Rows from a figure dataset:
------------------------------

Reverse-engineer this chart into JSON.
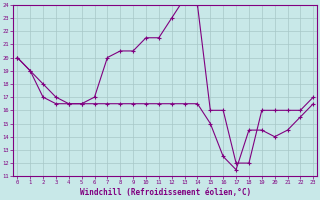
{
  "xlabel": "Windchill (Refroidissement éolien,°C)",
  "background_color": "#c8e8e8",
  "line_color": "#800080",
  "grid_color": "#a8c8c8",
  "xmin": 0,
  "xmax": 23,
  "ymin": 11,
  "ymax": 24,
  "hours": [
    0,
    1,
    2,
    3,
    4,
    5,
    6,
    7,
    8,
    9,
    10,
    11,
    12,
    13,
    14,
    15,
    16,
    17,
    18,
    19,
    20,
    21,
    22,
    23
  ],
  "temp1": [
    20,
    19,
    18,
    17,
    16.5,
    16.5,
    17,
    20,
    20.5,
    20.5,
    21.5,
    21.5,
    23,
    24.5,
    24,
    16,
    16,
    12,
    12,
    16,
    16,
    16,
    16,
    17
  ],
  "temp2": [
    20,
    19,
    17,
    16.5,
    16.5,
    16.5,
    16.5,
    16.5,
    16.5,
    16.5,
    16.5,
    16.5,
    16.5,
    16.5,
    16.5,
    15,
    12.5,
    11.5,
    14.5,
    14.5,
    14,
    14.5,
    15.5,
    16.5
  ]
}
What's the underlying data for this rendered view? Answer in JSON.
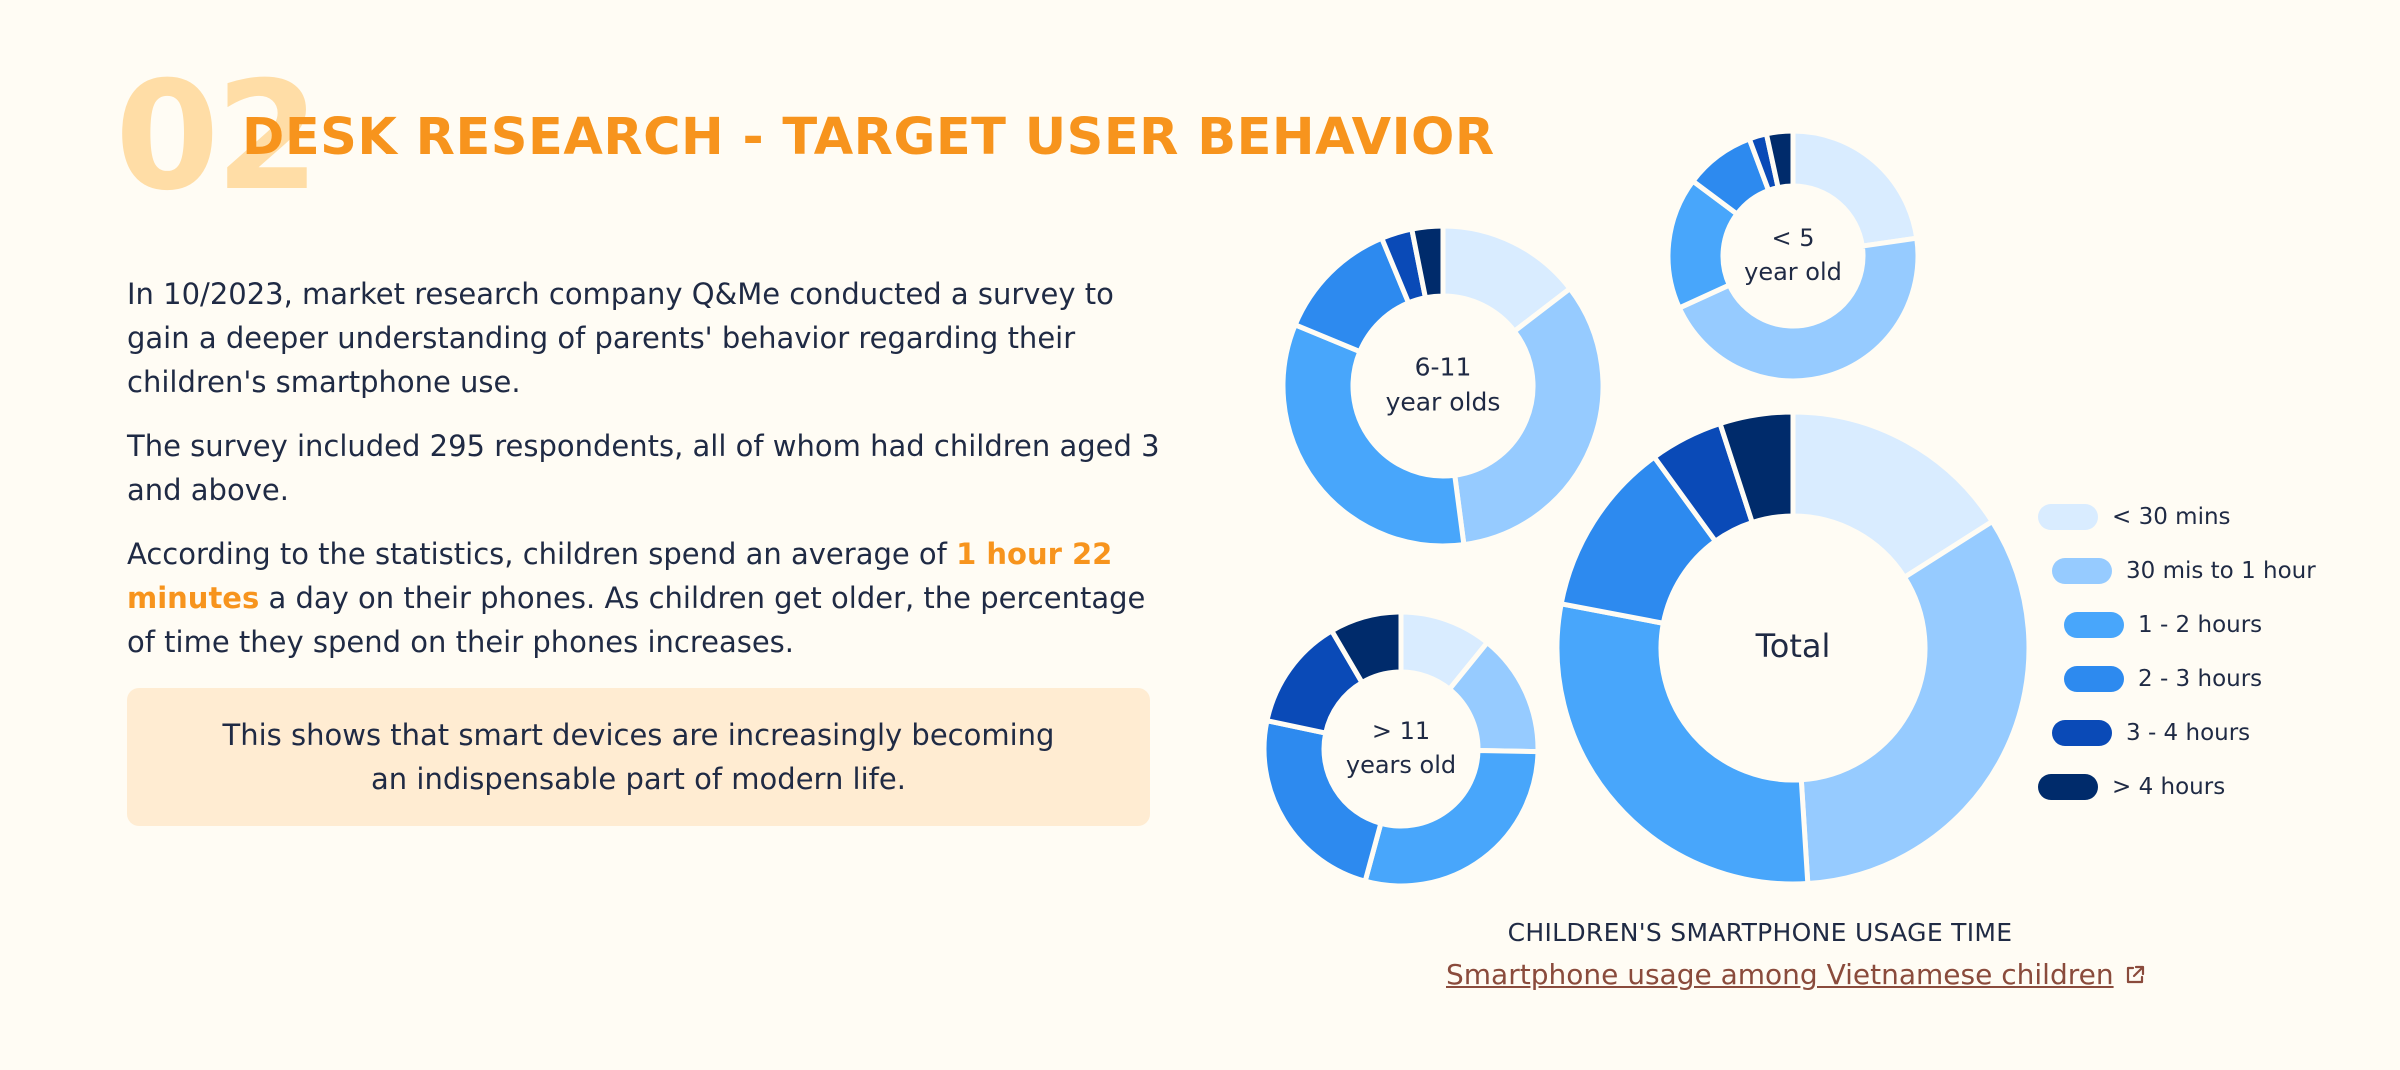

------------------------------

_GIVEN EXERCISE_
Copy out each line of the data where the string "JSON" appears.

_EXERCISE RESPONSE_
Reverse-engineer this chart into JSON.
What's the underlying data for this rendered view? Answer in JSON.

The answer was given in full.